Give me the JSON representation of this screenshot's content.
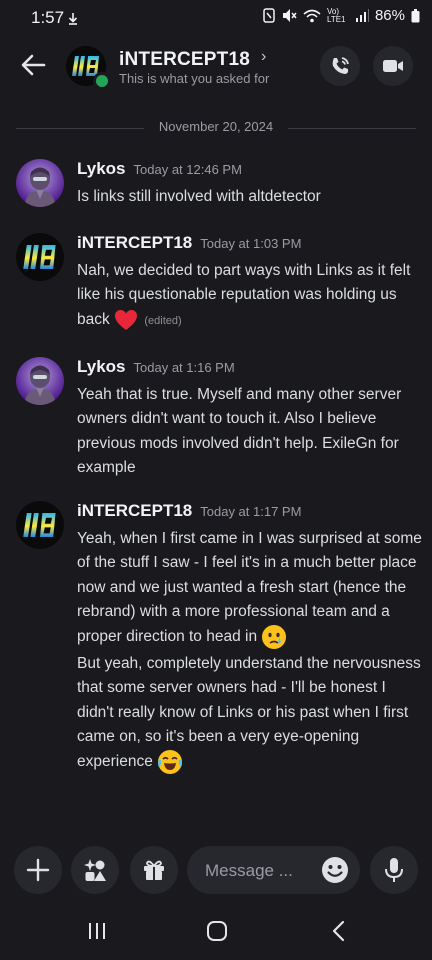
{
  "status_bar": {
    "time": "1:57",
    "network": "Vo) LTE1",
    "battery": "86%"
  },
  "header": {
    "title": "iNTERCEPT18",
    "subtitle": "This is what you asked for"
  },
  "divider": {
    "date": "November 20, 2024"
  },
  "messages": [
    {
      "author": "Lykos",
      "timestamp": "Today at 12:46 PM",
      "paragraphs": [
        "Is links still involved with altdetector"
      ]
    },
    {
      "author": "iNTERCEPT18",
      "timestamp": "Today at 1:03 PM",
      "paragraphs": [
        "Nah, we decided to part ways with Links as it felt like his questionable reputation was holding us back"
      ],
      "edited": "(edited)"
    },
    {
      "author": "Lykos",
      "timestamp": "Today at 1:16 PM",
      "paragraphs": [
        "Yeah that is true. Myself and many other server owners didn't want to touch it. Also I believe previous mods involved didn't help. ExileGn for example"
      ]
    },
    {
      "author": "iNTERCEPT18",
      "timestamp": "Today at 1:17 PM",
      "paragraphs": [
        "Yeah, when I first came in I was surprised at some of the stuff I saw - I feel it's in a much better place now and we just wanted a fresh start (hence the rebrand) with a more professional team and a proper direction to head in",
        "But yeah, completely understand the nervousness that some server owners had - I'll be honest I didn't really know of Links or his past when I first came on, so it's been a very eye-opening experience"
      ]
    }
  ],
  "composer": {
    "placeholder": "Message ..."
  },
  "icons": {
    "header": [
      "back-arrow-icon",
      "voice-call-icon",
      "video-call-icon"
    ],
    "composer": [
      "plus-icon",
      "apps-icon",
      "gift-icon",
      "emoji-icon",
      "microphone-icon"
    ],
    "navbar": [
      "recents-icon",
      "home-icon",
      "back-icon"
    ],
    "emoji_in_messages": [
      "red-heart",
      "sad-face-tear",
      "tears-of-joy"
    ]
  },
  "colors": {
    "background": "#1a1a1e",
    "online": "#23a55a",
    "heart": "#e8283a"
  }
}
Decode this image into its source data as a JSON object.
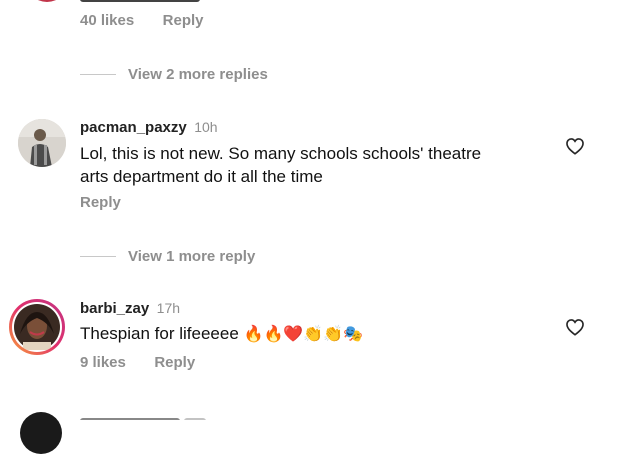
{
  "comments": [
    {
      "likes": "40 likes",
      "reply_label": "Reply",
      "view_more": "View 2 more replies"
    },
    {
      "username": "pacman_paxzy",
      "time": "10h",
      "text_line1": "Lol, this is not new. So many schools schools' theatre",
      "text_line2": "arts department do it all the time",
      "reply_label": "Reply",
      "view_more": "View 1 more reply"
    },
    {
      "username": "barbi_zay",
      "time": "17h",
      "text": "Thespian for lifeeeee",
      "emojis": "🔥🔥❤️👏👏🎭",
      "likes": "9 likes",
      "reply_label": "Reply"
    }
  ],
  "colors": {
    "meta": "#8e8e8e",
    "story_ring_start": "#f9a13a",
    "story_ring_end": "#c13584",
    "top_avatar": "#c1354a"
  },
  "icons": {
    "like": "heart-outline-icon"
  }
}
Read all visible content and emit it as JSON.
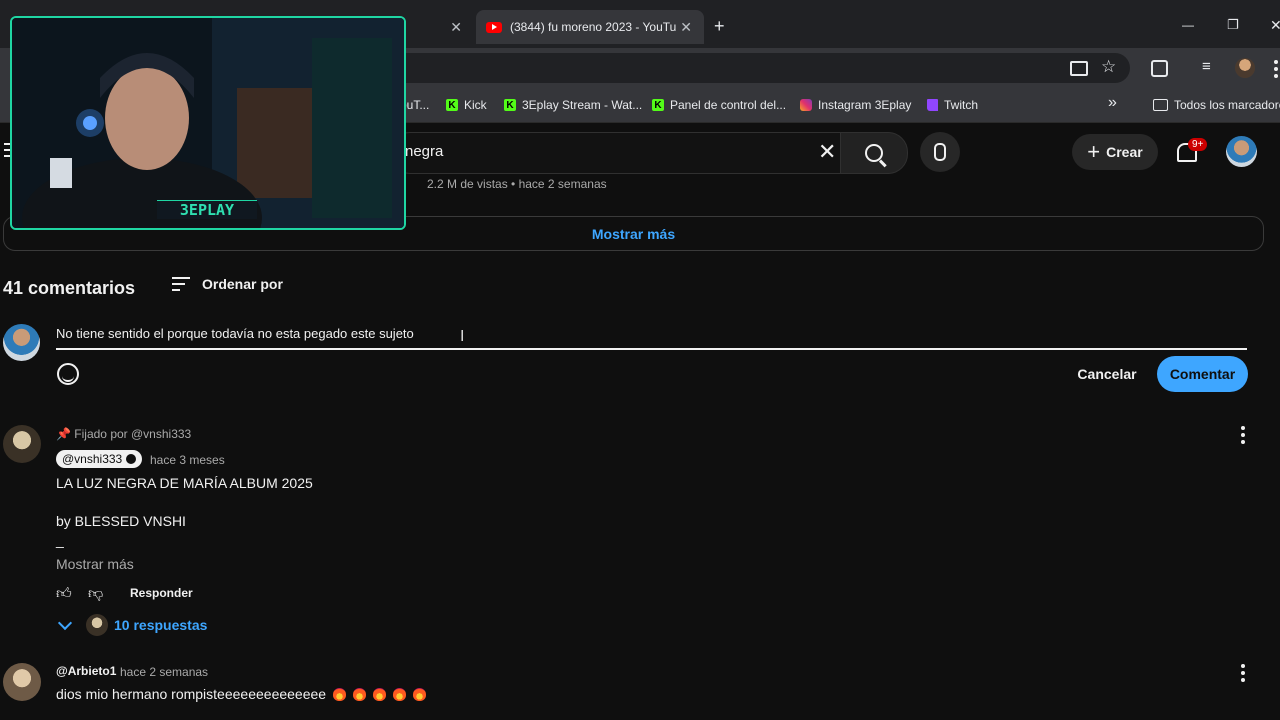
{
  "browser": {
    "tabs": [
      {
        "label": ""
      },
      {
        "label": "(3844) fu moreno 2023 - YouTu"
      }
    ],
    "new_tab_glyph": "+",
    "window_controls": {
      "minimize": "—",
      "maximize": "❐",
      "close": "✕"
    },
    "bookmarks": [
      {
        "label": "ouT...",
        "icon": "youtube-icon"
      },
      {
        "label": "Kick",
        "icon": "kick-icon"
      },
      {
        "label": "3Eplay Stream - Wat...",
        "icon": "kick-icon"
      },
      {
        "label": "Panel de control del...",
        "icon": "kick-icon"
      },
      {
        "label": "Instagram 3Eplay",
        "icon": "instagram-icon"
      },
      {
        "label": "Twitch",
        "icon": "twitch-icon"
      }
    ],
    "bookmarks_overflow": "»",
    "all_bookmarks": "Todos los marcadores"
  },
  "youtube": {
    "search_value": "negra",
    "create_label": "Crear",
    "notification_badge": "9+",
    "video_meta": "2.2 M de vistas • hace 2 semanas",
    "show_more": "Mostrar más"
  },
  "comments": {
    "count_label": "41 comentarios",
    "sort_label": "Ordenar por",
    "draft_text": "No tiene sentido el porque todavía no esta pegado este sujeto",
    "cancel_label": "Cancelar",
    "submit_label": "Comentar",
    "pinned": {
      "pinned_label": "Fijado por @vnshi333",
      "author": "@vnshi333",
      "time": "hace 3 meses",
      "line1": "LA LUZ NEGRA DE MARÍA ALBUM 2025",
      "line2": "by BLESSED VNSHI",
      "line3": "_",
      "read_more": "Mostrar más",
      "reply_label": "Responder",
      "replies_label": "10 respuestas"
    },
    "second": {
      "author": "@Arbieto1",
      "time": "hace 2 semanas",
      "text": "dios mio hermano rompisteeeeeeeeeeeeee"
    }
  },
  "overlay": {
    "brand": "3EPLAY"
  },
  "colors": {
    "accent_blue": "#3ea6ff",
    "notification_red": "#cc0000",
    "overlay_green": "#1fd6a3",
    "page_bg": "#0f0f0f"
  }
}
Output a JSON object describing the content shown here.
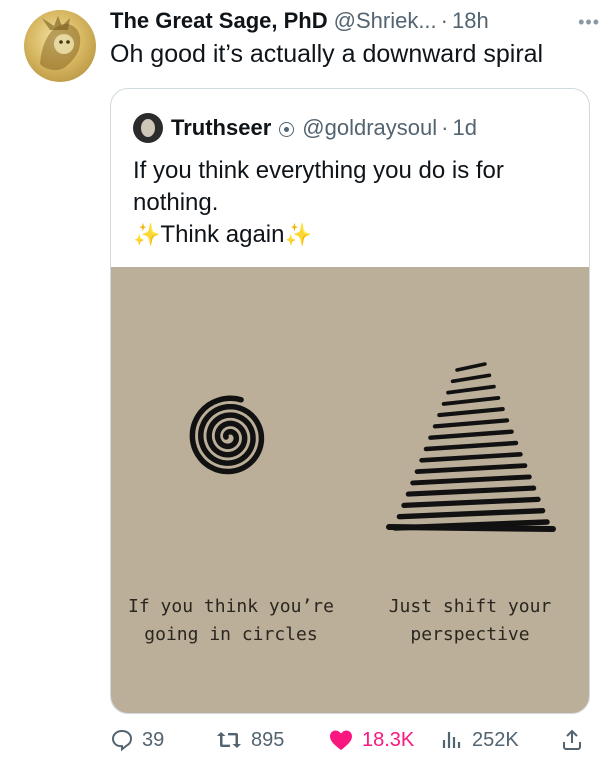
{
  "tweet": {
    "author_name": "The Great Sage, PhD",
    "handle": "@Shriek...",
    "separator": "·",
    "time": "18h",
    "more_label": "•••",
    "text": "Oh good it’s actually a downward spiral"
  },
  "quote": {
    "author_name": "Truthseer",
    "handle": "@goldraysoul",
    "separator": "·",
    "time": "1d",
    "text_line1": "If you think everything you do is for",
    "text_line2": "nothing.",
    "sparkle": "✨",
    "text_line3": "Think again",
    "image": {
      "caption_left": "If you think you’re\ngoing in circles",
      "caption_right": "Just shift your\nperspective"
    }
  },
  "actions": {
    "replies": "39",
    "reposts": "895",
    "likes": "18.3K",
    "views": "252K"
  },
  "colors": {
    "like": "#f91880",
    "muted": "#536471",
    "image_bg": "#bcaf99"
  }
}
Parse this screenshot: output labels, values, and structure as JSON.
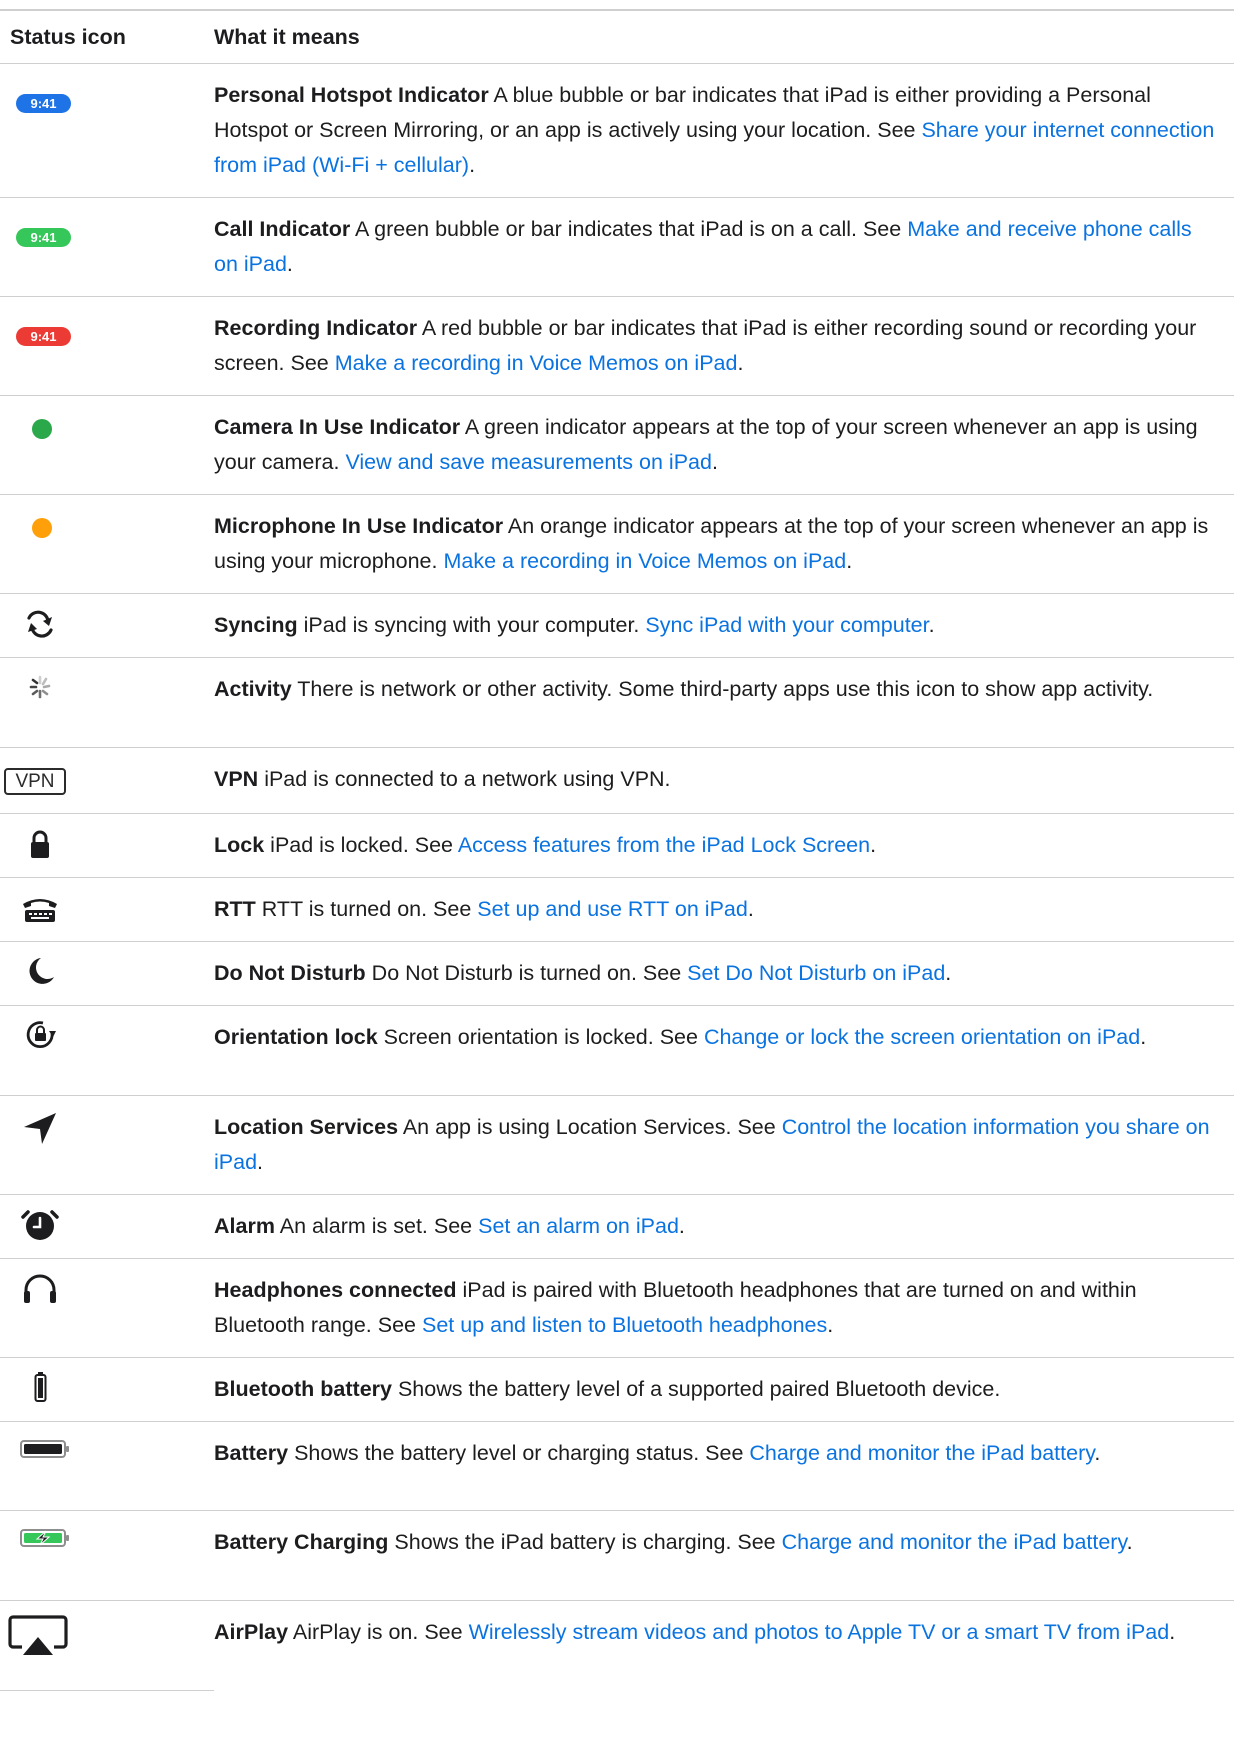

What is being asked - In the listing above, find each line with the word "server" and copy it.

Written answer -
        "Yeah that is true. Myself and many other server owners didn't want to touch it. Also I believe previous mods involved didn't help. ExileGn for example"
        "But yeah, completely understand the nervousness that some server owners had - I'll be honest I didn't really know of Links or his past when I first came on, so it's been a very eye-opening experience"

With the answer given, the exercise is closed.